Task objective = Write out the full set of records exactly. Any pictures in them do not belong in the copy.

* BEGIN *

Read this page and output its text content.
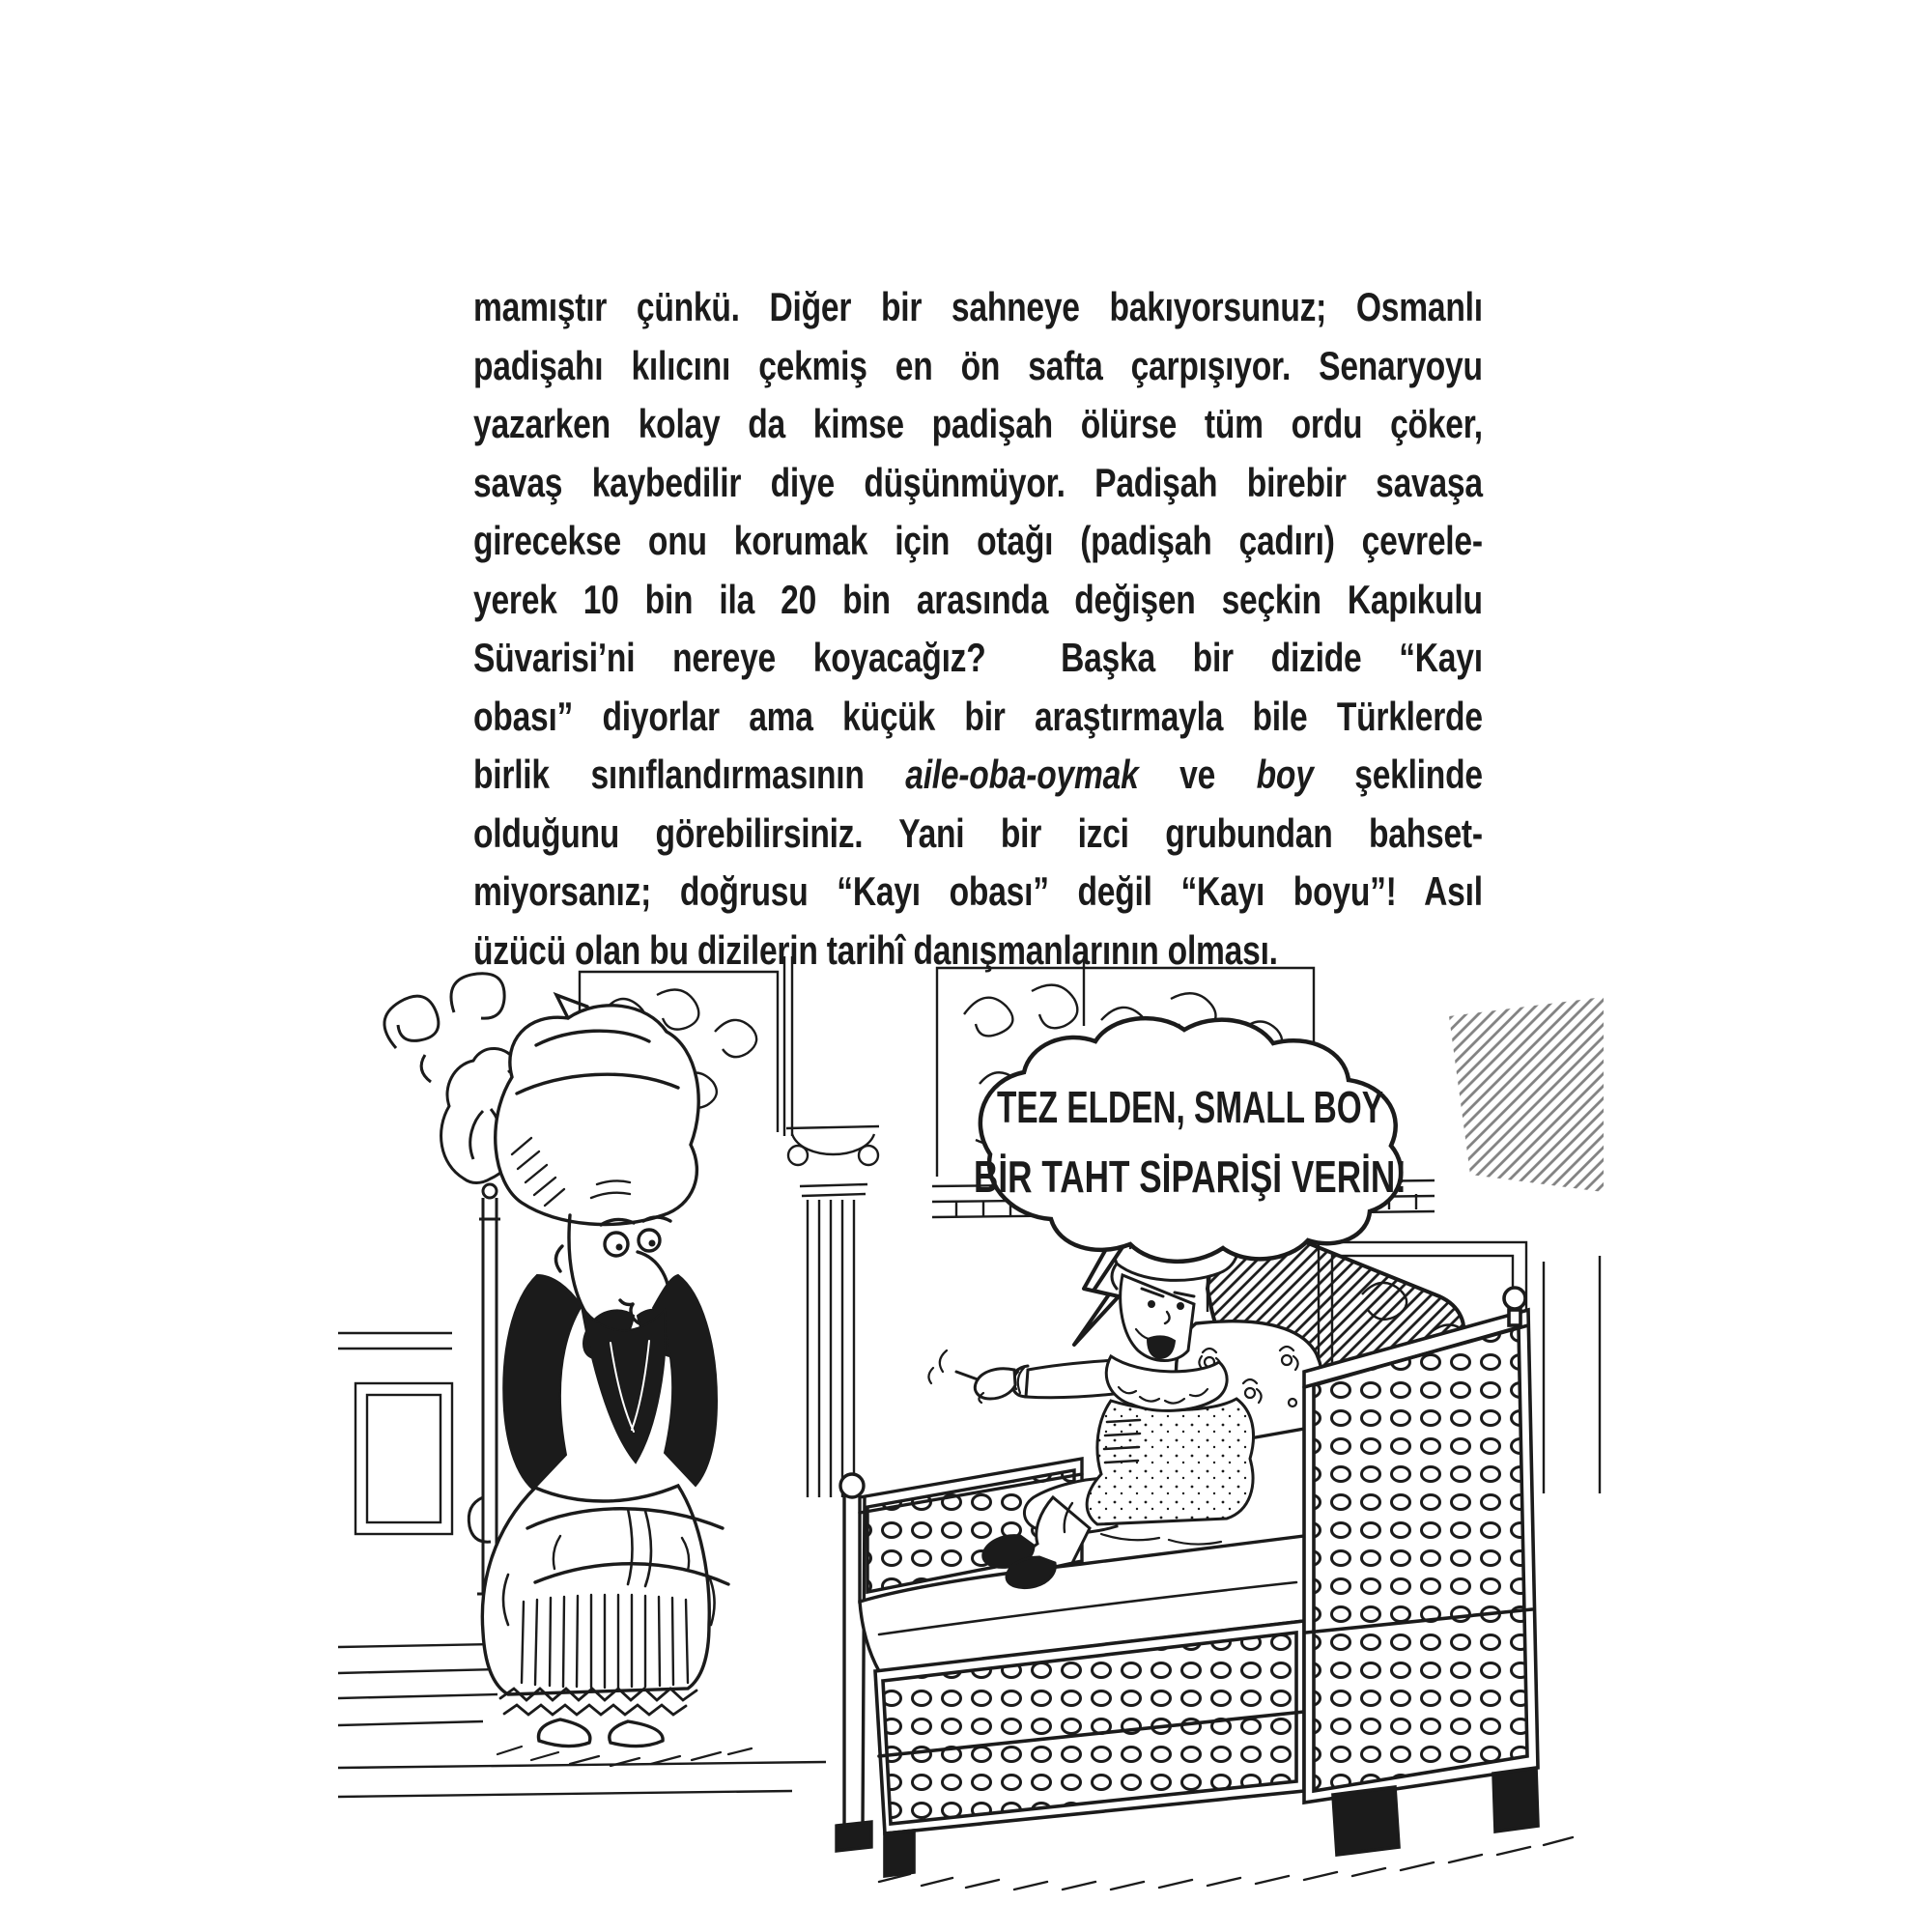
mamıştır çünkü. Diğer bir sahneye bakıyorsunuz; Osmanlı
padişahı kılıcını çekmiş en ön safta çarpışıyor. Senaryoyu
yazarken kolay da kimse padişah ölürse tüm ordu çöker,
savaş kaybedilir diye düşünmüyor. Padişah birebir savaşa
girecekse onu korumak için otağı (padişah çadırı) çevrele-
yerek 10 bin ila 20 bin arasında değişen seçkin Kapıkulu
Süvarisi’ni nereye koyacağız?  Başka bir dizide “Kayı
obası” diyorlar ama küçük bir araştırmayla bile Türklerde
birlik sınıflandırmasının aile-oba-oymak ve boy şeklinde
olduğunu görebilirsiniz. Yani bir izci grubundan bahset-
miyorsanız; doğrusu “Kayı obası” değil “Kayı boyu”! Asıl
üzücü olan bu dizilerin tarihî danışmanlarının olması.
TEZ ELDEN, SMALL BOY
BİR TAHT SİPARİŞİ VERİN!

* END *

Answer for the task =
Read this page and output its text content.
mamıştır çünkü. Diğer bir sahneye bakıyorsunuz; Osmanlı
padişahı kılıcını çekmiş en ön safta çarpışıyor. Senaryoyu
yazarken kolay da kimse padişah ölürse tüm ordu çöker,
savaş kaybedilir diye düşünmüyor. Padişah birebir savaşa
girecekse onu korumak için otağı (padişah çadırı) çevrele-
yerek 10 bin ila 20 bin arasında değişen seçkin Kapıkulu
Süvarisi’ni nereye koyacağız?  Başka bir dizide “Kayı
obası” diyorlar ama küçük bir araştırmayla bile Türklerde
birlik sınıflandırmasının aile-oba-oymak ve boy şeklinde
olduğunu görebilirsiniz. Yani bir izci grubundan bahset-
miyorsanız; doğrusu “Kayı obası” değil “Kayı boyu”! Asıl
üzücü olan bu dizilerin tarihî danışmanlarının olması.
TEZ ELDEN, SMALL BOY
BİR TAHT SİPARİŞİ VERİN!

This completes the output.